:: Task description ::
Transcribe the listing in full, excluding any pictures.

start Provided data

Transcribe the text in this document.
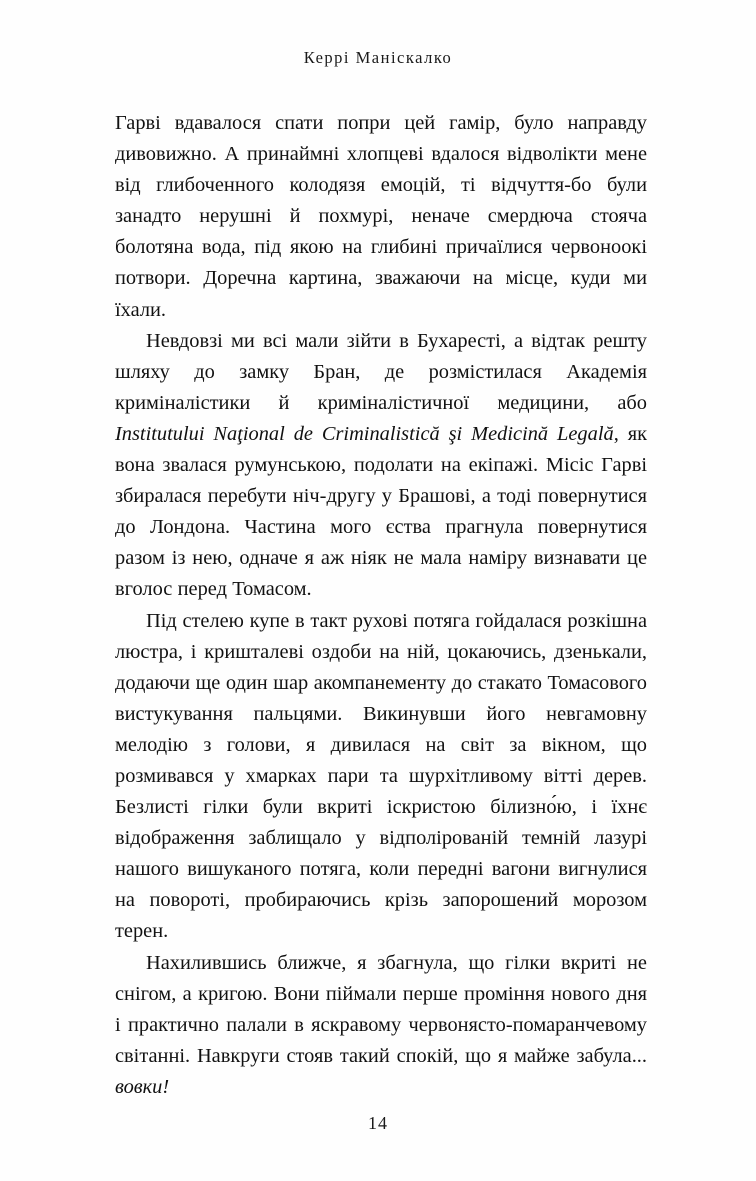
Керрі Маніскалко

Гарві вдавалося спати попри цей гамір, було направду дивовижно. А принаймні хлопцеві вдалося відволікти мене від глибоченного колодязя емоцій, ті відчуття-бо були занадто нерушні й похмурі, неначе смердюча стояча болотяна вода, під якою на глибині причаїлися червоноокі потвори. Доречна картина, зважаючи на місце, куди ми їхали.

Невдовзі ми всі мали зійти в Бухаресті, а відтак решту шляху до замку Бран, де розмістилася Академія криміналістики й криміналістичної медицини, або Institutului Naţional de Criminalistică şi Medicină Legală, як вона звалася румунською, подолати на екіпажі. Місіс Гарві збиралася перебути ніч-другу у Брашові, а тоді повернутися до Лондона. Частина мого єства прагнула повернутися разом із нею, одначе я аж ніяк не мала наміру визнавати це вголос перед Томасом.

Під стелею купе в такт рухові потяга гойдалася розкішна люстра, і кришталеві оздоби на ній, цокаючись, дзенькали, додаючи ще один шар акомпанементу до стакато Томасового вистукування пальцями. Викинувши його невгамовну мелодію з голови, я дивилася на світ за вікном, що розмивався у хмарках пари та шурхітливому вітті дерев. Безлисті гілки були вкриті іскристою білизно́ю, і їхнє відображення заблищало у відполірованій темній лазурі нашого вишуканого потяга, коли передні вагони вигнулися на повороті, пробираючись крізь запорошений морозом терен.

Нахилившись ближче, я збагнула, що гілки вкриті не снігом, а кригою. Вони піймали перше проміння нового дня і практично палали в яскравому червонясто-помаранчевому світанні. Навкруги стояв такий спокій, що я майже забула... вовки!

14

end Provided data

:: Complete output ::
Transcribe the text in this document.
Керрі Маніскалко

Гарві вдавалося спати попри цей гамір, було направду дивовижно. А принаймні хлопцеві вдалося відволікти мене від глибоченного колодязя емоцій, ті відчуття-бо були занадто нерушні й похмурі, неначе смердюча стояча болотяна вода, під якою на глибині причаїлися червоноокі потвори. Доречна картина, зважаючи на місце, куди ми їхали.

Невдовзі ми всі мали зійти в Бухаресті, а відтак решту шляху до замку Бран, де розмістилася Академія криміналістики й криміналістичної медицини, або Institutului Naţional de Criminalistică şi Medicină Legală, як вона звалася румунською, подолати на екіпажі. Місіс Гарві збиралася перебути ніч-другу у Брашові, а тоді повернутися до Лондона. Частина мого єства прагнула повернутися разом із нею, одначе я аж ніяк не мала наміру визнавати це вголос перед Томасом.

Під стелею купе в такт рухові потяга гойдалася розкішна люстра, і кришталеві оздоби на ній, цокаючись, дзенькали, додаючи ще один шар акомпанементу до стакато Томасового вистукування пальцями. Викинувши його невгамовну мелодію з голови, я дивилася на світ за вікном, що розмивався у хмарках пари та шурхітливому вітті дерев. Безлисті гілки були вкриті іскристою білизно́ю, і їхнє відображення заблищало у відполірованій темній лазурі нашого вишуканого потяга, коли передні вагони вигнулися на повороті, пробираючись крізь запорошений морозом терен.

Нахилившись ближче, я збагнула, що гілки вкриті не снігом, а кригою. Вони піймали перше проміння нового дня і практично палали в яскравому червонясто-помаранчевому світанні. Навкруги стояв такий спокій, що я майже забула... вовки!

14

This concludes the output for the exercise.